— START OF EXERCISE MATERIAL —

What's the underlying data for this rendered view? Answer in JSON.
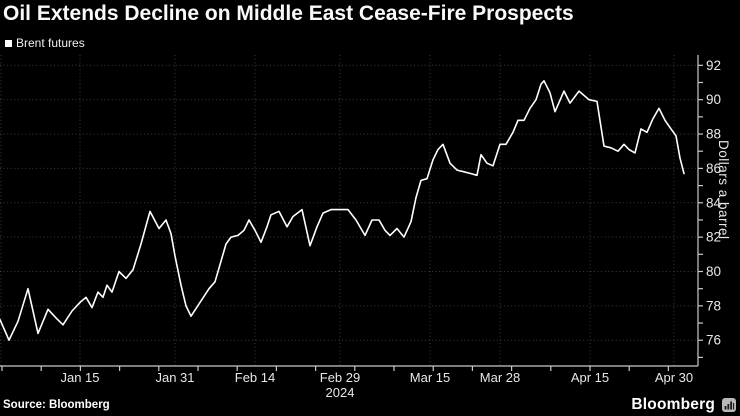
{
  "title": "Oil Extends Decline on Middle East Cease-Fire Prospects",
  "legend": {
    "label": "Brent futures",
    "marker_color": "#ffffff"
  },
  "source": "Source: Bloomberg",
  "brand": {
    "name": "Bloomberg",
    "icon": "bar-chart-logo"
  },
  "colors": {
    "background": "#000000",
    "line": "#ffffff",
    "grid": "#3d3d3d",
    "axis": "#c9c9c9",
    "tick_text": "#e8e8e8",
    "title_text": "#fafafa"
  },
  "chart_data": {
    "type": "line",
    "title": "Oil Extends Decline on Middle East Cease-Fire Prospects",
    "xlabel": "",
    "ylabel": "Dollars a barrel",
    "ylim": [
      74.5,
      92.6
    ],
    "yticks": [
      76,
      78,
      80,
      82,
      84,
      86,
      88,
      90,
      92
    ],
    "yticks_minor": [
      75,
      77,
      79,
      81,
      83,
      85,
      87,
      89,
      91
    ],
    "x_domain": [
      0,
      698
    ],
    "xticks": [
      {
        "label": "Jan 15",
        "pos": 80
      },
      {
        "label": "Jan 31",
        "pos": 175
      },
      {
        "label": "Feb 14",
        "pos": 255
      },
      {
        "label": "Feb 29",
        "pos": 340,
        "sub": "2024"
      },
      {
        "label": "Mar 15",
        "pos": 430
      },
      {
        "label": "Mar 28",
        "pos": 500
      },
      {
        "label": "Apr 15",
        "pos": 590
      },
      {
        "label": "Apr 30",
        "pos": 674
      }
    ],
    "x_gridlines": [
      1,
      80,
      175,
      255,
      340,
      430,
      500,
      590,
      674
    ],
    "grid": "dotted",
    "legend_position": "top-left",
    "series": [
      {
        "name": "Brent futures",
        "color": "#ffffff",
        "points": [
          [
            0,
            77.2
          ],
          [
            9,
            76.0
          ],
          [
            18,
            77.1
          ],
          [
            28,
            79.0
          ],
          [
            38,
            76.4
          ],
          [
            48,
            77.8
          ],
          [
            56,
            77.3
          ],
          [
            63,
            76.9
          ],
          [
            72,
            77.7
          ],
          [
            80,
            78.2
          ],
          [
            86,
            78.5
          ],
          [
            92,
            77.9
          ],
          [
            98,
            78.8
          ],
          [
            103,
            78.5
          ],
          [
            107,
            79.2
          ],
          [
            112,
            78.8
          ],
          [
            119,
            80.0
          ],
          [
            126,
            79.6
          ],
          [
            133,
            80.1
          ],
          [
            141,
            81.6
          ],
          [
            150,
            83.5
          ],
          [
            159,
            82.5
          ],
          [
            166,
            83.0
          ],
          [
            171,
            82.2
          ],
          [
            175,
            80.9
          ],
          [
            181,
            79.2
          ],
          [
            186,
            78.0
          ],
          [
            191,
            77.4
          ],
          [
            200,
            78.2
          ],
          [
            209,
            79.0
          ],
          [
            215,
            79.4
          ],
          [
            220,
            80.4
          ],
          [
            226,
            81.6
          ],
          [
            231,
            82.0
          ],
          [
            238,
            82.1
          ],
          [
            244,
            82.4
          ],
          [
            249,
            83.0
          ],
          [
            255,
            82.4
          ],
          [
            261,
            81.7
          ],
          [
            267,
            82.6
          ],
          [
            271,
            83.3
          ],
          [
            279,
            83.5
          ],
          [
            287,
            82.6
          ],
          [
            293,
            83.2
          ],
          [
            302,
            83.6
          ],
          [
            310,
            81.5
          ],
          [
            317,
            82.6
          ],
          [
            323,
            83.4
          ],
          [
            331,
            83.6
          ],
          [
            340,
            83.6
          ],
          [
            348,
            83.6
          ],
          [
            356,
            83.0
          ],
          [
            365,
            82.1
          ],
          [
            372,
            83.0
          ],
          [
            379,
            83.0
          ],
          [
            385,
            82.4
          ],
          [
            390,
            82.1
          ],
          [
            397,
            82.5
          ],
          [
            404,
            82.0
          ],
          [
            411,
            82.9
          ],
          [
            416,
            84.3
          ],
          [
            421,
            85.3
          ],
          [
            427,
            85.4
          ],
          [
            433,
            86.5
          ],
          [
            438,
            87.1
          ],
          [
            443,
            87.4
          ],
          [
            450,
            86.3
          ],
          [
            457,
            85.9
          ],
          [
            464,
            85.8
          ],
          [
            471,
            85.7
          ],
          [
            477,
            85.6
          ],
          [
            481,
            86.8
          ],
          [
            487,
            86.3
          ],
          [
            493,
            86.15
          ],
          [
            500,
            87.4
          ],
          [
            506,
            87.4
          ],
          [
            513,
            88.1
          ],
          [
            518,
            88.8
          ],
          [
            524,
            88.8
          ],
          [
            530,
            89.5
          ],
          [
            536,
            90.0
          ],
          [
            541,
            90.9
          ],
          [
            544,
            91.1
          ],
          [
            550,
            90.4
          ],
          [
            555,
            89.3
          ],
          [
            564,
            90.5
          ],
          [
            570,
            89.8
          ],
          [
            579,
            90.5
          ],
          [
            589,
            90.0
          ],
          [
            597,
            89.9
          ],
          [
            604,
            87.3
          ],
          [
            611,
            87.2
          ],
          [
            618,
            87.0
          ],
          [
            624,
            87.4
          ],
          [
            629,
            87.1
          ],
          [
            635,
            86.9
          ],
          [
            641,
            88.3
          ],
          [
            647,
            88.1
          ],
          [
            653,
            88.9
          ],
          [
            659,
            89.5
          ],
          [
            665,
            88.8
          ],
          [
            671,
            88.3
          ],
          [
            676,
            87.9
          ],
          [
            680,
            86.6
          ],
          [
            684,
            85.7
          ]
        ]
      }
    ]
  }
}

— END OF EXERCISE MATERIAL —

**TO BE DONE**
How many lines of the data contain the word "Bloomberg"? Answer with the number alone.

**SOLUTION TO THIS PROBLEM**
2